=== INPUT ===
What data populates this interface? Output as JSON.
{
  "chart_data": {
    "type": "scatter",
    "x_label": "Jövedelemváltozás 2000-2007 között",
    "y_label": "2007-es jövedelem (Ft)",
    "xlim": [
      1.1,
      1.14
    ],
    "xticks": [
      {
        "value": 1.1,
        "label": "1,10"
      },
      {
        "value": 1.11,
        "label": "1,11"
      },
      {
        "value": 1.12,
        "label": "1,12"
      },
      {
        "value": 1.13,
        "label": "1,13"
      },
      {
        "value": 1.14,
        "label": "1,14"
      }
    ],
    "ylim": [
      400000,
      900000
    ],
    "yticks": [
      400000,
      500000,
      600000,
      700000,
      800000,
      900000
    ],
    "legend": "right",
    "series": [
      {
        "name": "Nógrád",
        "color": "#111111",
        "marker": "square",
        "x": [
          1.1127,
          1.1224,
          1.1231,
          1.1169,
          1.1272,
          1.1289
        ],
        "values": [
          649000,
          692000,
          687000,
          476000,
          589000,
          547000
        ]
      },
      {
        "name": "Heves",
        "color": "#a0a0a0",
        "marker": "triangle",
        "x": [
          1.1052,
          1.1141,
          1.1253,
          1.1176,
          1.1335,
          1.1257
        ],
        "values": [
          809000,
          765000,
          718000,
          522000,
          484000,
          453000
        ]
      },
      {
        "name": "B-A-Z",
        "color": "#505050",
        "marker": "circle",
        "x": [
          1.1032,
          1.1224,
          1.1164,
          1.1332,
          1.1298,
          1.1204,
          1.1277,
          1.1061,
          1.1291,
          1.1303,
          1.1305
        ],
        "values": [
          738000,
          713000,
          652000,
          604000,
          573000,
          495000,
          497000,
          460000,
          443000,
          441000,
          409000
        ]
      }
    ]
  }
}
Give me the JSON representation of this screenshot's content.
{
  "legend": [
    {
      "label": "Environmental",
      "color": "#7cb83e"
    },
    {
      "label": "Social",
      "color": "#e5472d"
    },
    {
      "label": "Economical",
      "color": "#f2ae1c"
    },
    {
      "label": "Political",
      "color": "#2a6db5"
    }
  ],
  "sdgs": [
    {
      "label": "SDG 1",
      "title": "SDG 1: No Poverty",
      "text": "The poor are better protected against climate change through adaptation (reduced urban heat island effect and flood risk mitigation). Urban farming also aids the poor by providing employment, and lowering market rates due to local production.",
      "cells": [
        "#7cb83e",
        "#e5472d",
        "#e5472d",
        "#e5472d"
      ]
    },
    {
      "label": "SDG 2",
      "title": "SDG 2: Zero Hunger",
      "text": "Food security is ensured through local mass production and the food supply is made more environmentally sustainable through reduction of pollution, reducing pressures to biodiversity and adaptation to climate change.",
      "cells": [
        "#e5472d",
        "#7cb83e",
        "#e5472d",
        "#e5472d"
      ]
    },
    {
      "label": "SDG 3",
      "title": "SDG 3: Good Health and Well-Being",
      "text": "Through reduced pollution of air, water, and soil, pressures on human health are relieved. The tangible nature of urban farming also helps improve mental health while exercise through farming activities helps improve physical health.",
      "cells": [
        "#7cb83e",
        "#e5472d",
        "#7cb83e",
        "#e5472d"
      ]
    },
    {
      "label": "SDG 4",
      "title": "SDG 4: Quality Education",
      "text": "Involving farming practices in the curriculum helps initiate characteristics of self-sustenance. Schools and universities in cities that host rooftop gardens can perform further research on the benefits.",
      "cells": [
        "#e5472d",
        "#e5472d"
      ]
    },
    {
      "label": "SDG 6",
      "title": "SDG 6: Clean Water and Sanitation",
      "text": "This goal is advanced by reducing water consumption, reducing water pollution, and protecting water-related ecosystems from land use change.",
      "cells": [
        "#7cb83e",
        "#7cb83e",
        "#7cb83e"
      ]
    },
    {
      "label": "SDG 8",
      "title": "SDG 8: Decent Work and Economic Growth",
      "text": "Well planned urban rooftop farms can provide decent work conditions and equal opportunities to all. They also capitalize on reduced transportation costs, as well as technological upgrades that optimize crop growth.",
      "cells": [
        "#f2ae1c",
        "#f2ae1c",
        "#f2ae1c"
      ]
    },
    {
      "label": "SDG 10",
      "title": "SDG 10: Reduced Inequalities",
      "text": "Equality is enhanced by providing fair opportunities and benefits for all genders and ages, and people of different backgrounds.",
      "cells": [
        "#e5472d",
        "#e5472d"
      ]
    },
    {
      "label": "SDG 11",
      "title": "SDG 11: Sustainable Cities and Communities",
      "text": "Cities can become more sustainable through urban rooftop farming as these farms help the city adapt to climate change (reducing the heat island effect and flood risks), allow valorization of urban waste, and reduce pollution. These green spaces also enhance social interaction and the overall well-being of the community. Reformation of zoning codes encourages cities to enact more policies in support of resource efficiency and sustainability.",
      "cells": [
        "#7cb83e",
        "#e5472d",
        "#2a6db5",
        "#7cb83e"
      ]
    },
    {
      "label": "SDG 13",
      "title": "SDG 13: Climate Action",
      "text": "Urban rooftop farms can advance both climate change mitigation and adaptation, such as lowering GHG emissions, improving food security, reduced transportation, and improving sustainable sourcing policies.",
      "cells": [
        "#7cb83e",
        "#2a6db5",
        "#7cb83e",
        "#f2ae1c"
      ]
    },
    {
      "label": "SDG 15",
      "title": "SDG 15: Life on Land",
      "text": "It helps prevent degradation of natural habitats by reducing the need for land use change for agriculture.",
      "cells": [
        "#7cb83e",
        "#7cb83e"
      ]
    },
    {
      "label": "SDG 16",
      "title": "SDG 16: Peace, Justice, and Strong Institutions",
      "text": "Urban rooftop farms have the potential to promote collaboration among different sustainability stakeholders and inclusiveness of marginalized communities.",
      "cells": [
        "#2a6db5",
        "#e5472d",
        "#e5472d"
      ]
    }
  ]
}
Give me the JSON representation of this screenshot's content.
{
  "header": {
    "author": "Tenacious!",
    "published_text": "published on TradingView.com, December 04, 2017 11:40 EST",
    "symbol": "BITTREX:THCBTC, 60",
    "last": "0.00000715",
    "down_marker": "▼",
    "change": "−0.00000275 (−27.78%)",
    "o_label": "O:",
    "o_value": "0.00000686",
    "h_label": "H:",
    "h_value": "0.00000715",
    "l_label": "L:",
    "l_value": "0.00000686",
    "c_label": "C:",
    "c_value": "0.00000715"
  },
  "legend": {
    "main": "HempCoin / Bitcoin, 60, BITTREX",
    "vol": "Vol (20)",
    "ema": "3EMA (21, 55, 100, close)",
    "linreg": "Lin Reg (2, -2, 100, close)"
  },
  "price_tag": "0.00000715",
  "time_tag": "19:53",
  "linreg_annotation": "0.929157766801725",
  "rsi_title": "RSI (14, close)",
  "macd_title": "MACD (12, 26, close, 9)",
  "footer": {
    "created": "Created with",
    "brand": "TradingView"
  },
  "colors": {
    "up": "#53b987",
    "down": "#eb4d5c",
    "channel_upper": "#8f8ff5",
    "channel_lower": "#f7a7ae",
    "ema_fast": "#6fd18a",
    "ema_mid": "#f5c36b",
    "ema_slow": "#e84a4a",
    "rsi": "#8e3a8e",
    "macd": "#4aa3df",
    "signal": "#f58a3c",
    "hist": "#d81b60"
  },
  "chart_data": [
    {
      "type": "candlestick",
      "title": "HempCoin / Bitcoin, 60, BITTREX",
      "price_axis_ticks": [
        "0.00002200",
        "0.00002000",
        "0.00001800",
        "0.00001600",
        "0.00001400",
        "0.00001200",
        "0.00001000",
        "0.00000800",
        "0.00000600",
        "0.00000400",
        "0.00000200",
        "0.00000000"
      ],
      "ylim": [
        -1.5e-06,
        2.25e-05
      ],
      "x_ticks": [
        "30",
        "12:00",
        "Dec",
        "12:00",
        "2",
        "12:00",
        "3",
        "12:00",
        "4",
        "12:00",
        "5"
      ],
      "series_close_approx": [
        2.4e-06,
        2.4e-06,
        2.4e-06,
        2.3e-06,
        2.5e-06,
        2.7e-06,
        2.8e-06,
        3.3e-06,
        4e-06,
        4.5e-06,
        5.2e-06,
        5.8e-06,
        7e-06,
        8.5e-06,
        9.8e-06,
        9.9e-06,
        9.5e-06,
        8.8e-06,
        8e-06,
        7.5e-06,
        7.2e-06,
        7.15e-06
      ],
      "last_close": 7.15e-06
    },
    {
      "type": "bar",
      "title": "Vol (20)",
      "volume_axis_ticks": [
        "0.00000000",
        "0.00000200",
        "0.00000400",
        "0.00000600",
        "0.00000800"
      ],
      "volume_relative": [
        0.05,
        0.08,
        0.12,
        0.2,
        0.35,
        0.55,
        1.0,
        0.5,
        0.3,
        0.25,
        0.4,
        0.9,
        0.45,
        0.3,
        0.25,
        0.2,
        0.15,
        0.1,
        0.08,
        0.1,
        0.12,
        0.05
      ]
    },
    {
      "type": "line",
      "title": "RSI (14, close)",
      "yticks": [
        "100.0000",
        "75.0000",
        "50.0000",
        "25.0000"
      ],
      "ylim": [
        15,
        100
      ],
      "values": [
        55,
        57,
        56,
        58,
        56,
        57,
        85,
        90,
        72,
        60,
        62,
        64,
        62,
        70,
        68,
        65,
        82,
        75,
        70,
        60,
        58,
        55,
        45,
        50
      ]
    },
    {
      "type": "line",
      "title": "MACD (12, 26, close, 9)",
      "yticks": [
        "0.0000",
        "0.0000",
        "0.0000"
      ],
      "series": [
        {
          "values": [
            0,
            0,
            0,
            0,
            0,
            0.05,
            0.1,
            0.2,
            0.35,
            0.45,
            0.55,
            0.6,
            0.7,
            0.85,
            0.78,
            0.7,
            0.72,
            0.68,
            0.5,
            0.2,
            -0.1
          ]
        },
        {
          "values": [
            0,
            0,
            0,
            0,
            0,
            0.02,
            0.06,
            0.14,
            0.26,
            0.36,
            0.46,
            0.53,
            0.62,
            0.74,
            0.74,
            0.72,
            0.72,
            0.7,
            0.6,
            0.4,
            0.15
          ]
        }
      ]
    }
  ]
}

=== REQUEST ===
Locate the string "Bitcoin" in the listing above and copy every line where it occurs.

=== FULL ANSWER ===
    "main": "HempCoin / Bitcoin, 60, BITTREX",
      "title": "HempCoin / Bitcoin, 60, BITTREX",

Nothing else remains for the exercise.